▸ **Challenge**:
Copy all the entries word for word, but omit the pictures.

-*-

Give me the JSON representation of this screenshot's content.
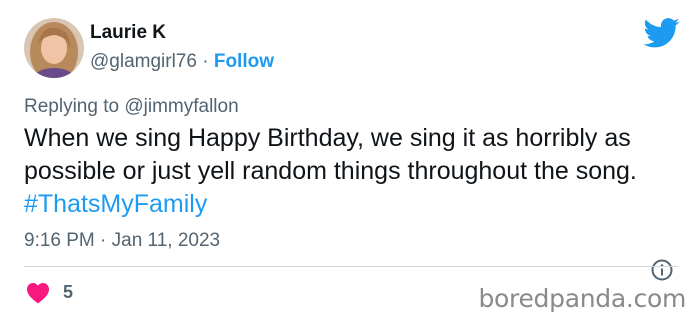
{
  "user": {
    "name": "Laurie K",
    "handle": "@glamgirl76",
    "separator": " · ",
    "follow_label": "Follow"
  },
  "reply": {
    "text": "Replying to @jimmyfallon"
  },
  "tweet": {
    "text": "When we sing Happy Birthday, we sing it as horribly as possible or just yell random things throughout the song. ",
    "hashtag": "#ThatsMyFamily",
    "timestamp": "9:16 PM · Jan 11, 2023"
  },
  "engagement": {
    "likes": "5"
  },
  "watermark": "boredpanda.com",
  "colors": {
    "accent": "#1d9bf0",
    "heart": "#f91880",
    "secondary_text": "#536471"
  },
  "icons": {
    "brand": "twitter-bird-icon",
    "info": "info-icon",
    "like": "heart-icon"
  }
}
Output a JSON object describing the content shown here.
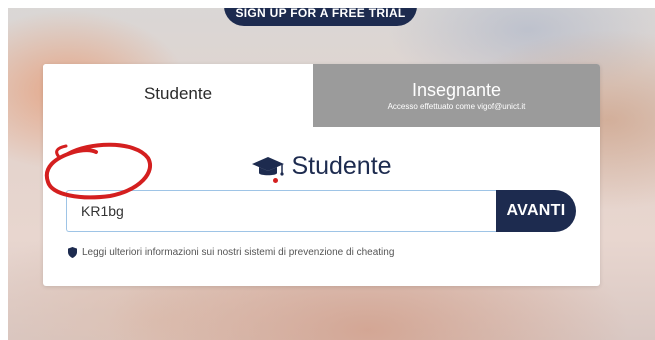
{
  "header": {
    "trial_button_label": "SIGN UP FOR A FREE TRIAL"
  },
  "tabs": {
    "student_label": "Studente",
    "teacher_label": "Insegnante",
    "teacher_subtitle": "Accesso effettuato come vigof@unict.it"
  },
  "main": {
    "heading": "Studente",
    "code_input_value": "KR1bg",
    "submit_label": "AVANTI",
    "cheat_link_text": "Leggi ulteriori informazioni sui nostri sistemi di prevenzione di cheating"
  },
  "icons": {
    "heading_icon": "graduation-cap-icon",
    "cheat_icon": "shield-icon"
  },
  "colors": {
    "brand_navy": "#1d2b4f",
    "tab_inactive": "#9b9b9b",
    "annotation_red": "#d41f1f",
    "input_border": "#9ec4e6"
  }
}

-*-

▸ **Solution**:
Give me the JSON representation of this screenshot's content.
{
  "user": {
    "name": "Laurie K",
    "handle": "@glamgirl76",
    "separator": " · ",
    "follow_label": "Follow"
  },
  "reply": {
    "text": "Replying to @jimmyfallon"
  },
  "tweet": {
    "text": "When we sing Happy Birthday, we sing it as horribly as possible or just yell random things throughout the song. ",
    "hashtag": "#ThatsMyFamily",
    "timestamp": "9:16 PM · Jan 11, 2023"
  },
  "engagement": {
    "likes": "5"
  },
  "watermark": "boredpanda.com",
  "colors": {
    "accent": "#1d9bf0",
    "heart": "#f91880",
    "secondary_text": "#536471"
  },
  "icons": {
    "brand": "twitter-bird-icon",
    "info": "info-icon",
    "like": "heart-icon"
  }
}
Output a JSON object describing the content shown here.
{
  "header": {
    "trial_button_label": "SIGN UP FOR A FREE TRIAL"
  },
  "tabs": {
    "student_label": "Studente",
    "teacher_label": "Insegnante",
    "teacher_subtitle": "Accesso effettuato come vigof@unict.it"
  },
  "main": {
    "heading": "Studente",
    "code_input_value": "KR1bg",
    "submit_label": "AVANTI",
    "cheat_link_text": "Leggi ulteriori informazioni sui nostri sistemi di prevenzione di cheating"
  },
  "icons": {
    "heading_icon": "graduation-cap-icon",
    "cheat_icon": "shield-icon"
  },
  "colors": {
    "brand_navy": "#1d2b4f",
    "tab_inactive": "#9b9b9b",
    "annotation_red": "#d41f1f",
    "input_border": "#9ec4e6"
  }
}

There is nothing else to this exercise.